Exercise directions —
For the data below, work out how many lines contain the word "screenshot" and supply only that number.

Records to process —
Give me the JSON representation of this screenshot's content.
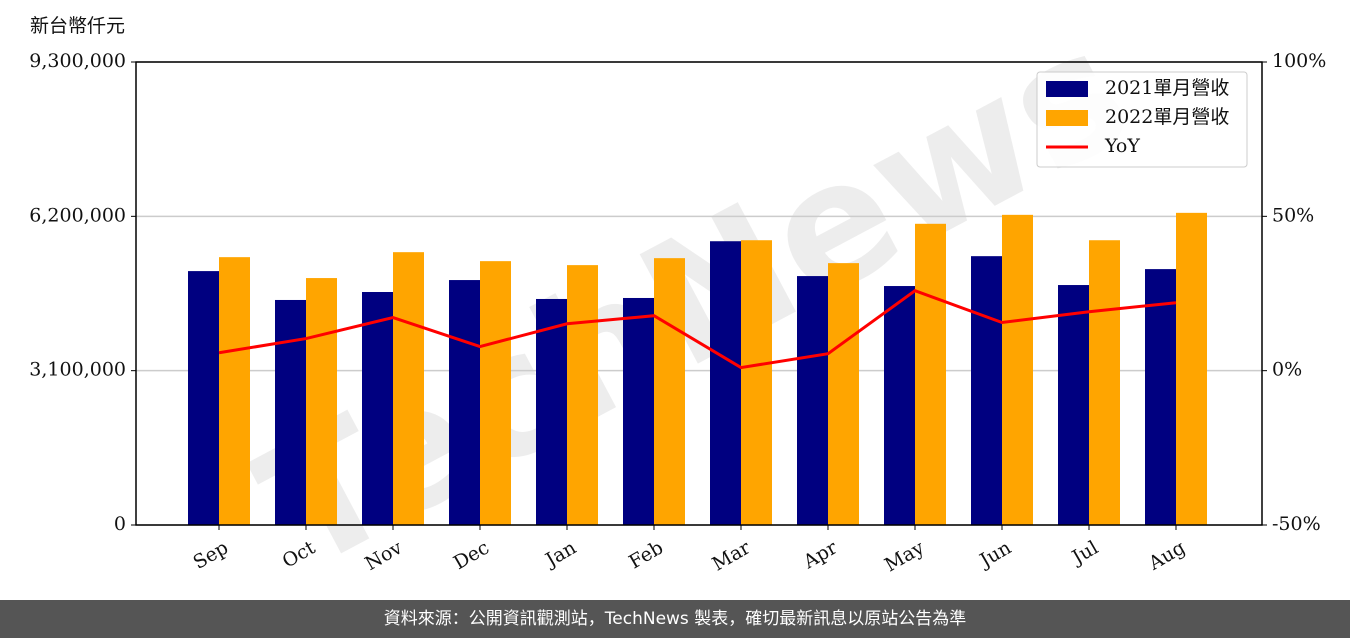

---

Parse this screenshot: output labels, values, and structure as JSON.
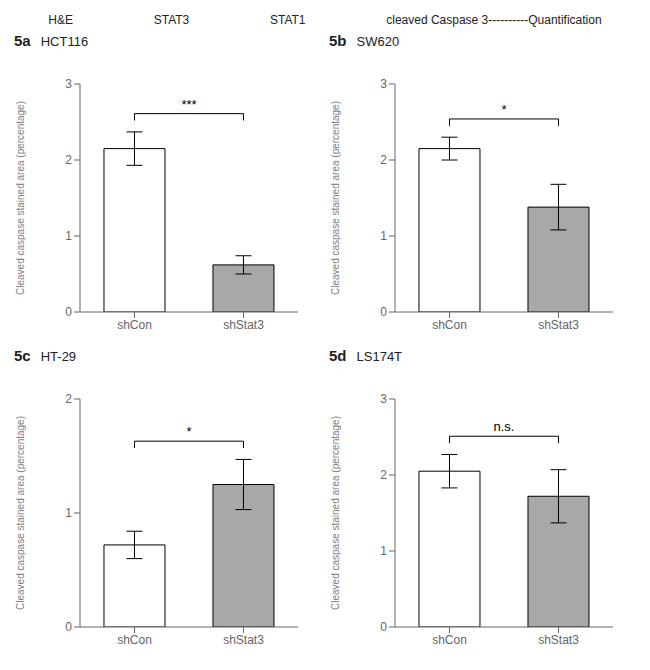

...

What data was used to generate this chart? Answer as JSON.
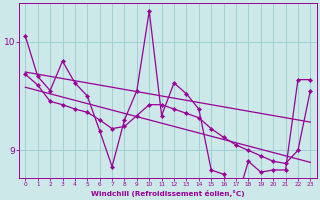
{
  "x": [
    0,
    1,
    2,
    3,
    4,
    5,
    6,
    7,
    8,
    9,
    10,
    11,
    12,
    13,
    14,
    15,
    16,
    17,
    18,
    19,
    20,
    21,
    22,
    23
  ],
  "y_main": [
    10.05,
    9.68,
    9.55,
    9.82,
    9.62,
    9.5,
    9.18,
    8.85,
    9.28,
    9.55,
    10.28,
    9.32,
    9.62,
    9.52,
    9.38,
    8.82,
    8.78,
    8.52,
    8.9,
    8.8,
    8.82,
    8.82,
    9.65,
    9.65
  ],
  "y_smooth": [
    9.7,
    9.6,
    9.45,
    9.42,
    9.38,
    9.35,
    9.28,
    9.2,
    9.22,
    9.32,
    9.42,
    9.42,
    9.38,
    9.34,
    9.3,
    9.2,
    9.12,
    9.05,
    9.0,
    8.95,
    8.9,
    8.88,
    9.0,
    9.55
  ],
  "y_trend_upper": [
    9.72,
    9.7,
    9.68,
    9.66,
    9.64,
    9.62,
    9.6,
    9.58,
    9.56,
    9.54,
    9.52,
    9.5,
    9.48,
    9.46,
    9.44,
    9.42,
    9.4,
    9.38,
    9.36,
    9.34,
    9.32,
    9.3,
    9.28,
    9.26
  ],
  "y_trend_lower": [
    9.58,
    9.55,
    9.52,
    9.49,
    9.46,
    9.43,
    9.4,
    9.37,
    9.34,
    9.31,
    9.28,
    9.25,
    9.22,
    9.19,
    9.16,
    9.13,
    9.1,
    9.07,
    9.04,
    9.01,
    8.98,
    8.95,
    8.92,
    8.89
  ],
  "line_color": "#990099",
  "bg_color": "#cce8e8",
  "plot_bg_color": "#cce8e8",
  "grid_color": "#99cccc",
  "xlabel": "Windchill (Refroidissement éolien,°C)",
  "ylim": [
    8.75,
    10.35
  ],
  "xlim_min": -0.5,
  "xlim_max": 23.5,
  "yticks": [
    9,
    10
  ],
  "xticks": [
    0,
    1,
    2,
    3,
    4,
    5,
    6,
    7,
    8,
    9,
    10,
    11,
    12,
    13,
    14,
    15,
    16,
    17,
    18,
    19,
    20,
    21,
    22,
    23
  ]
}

Complete response —
2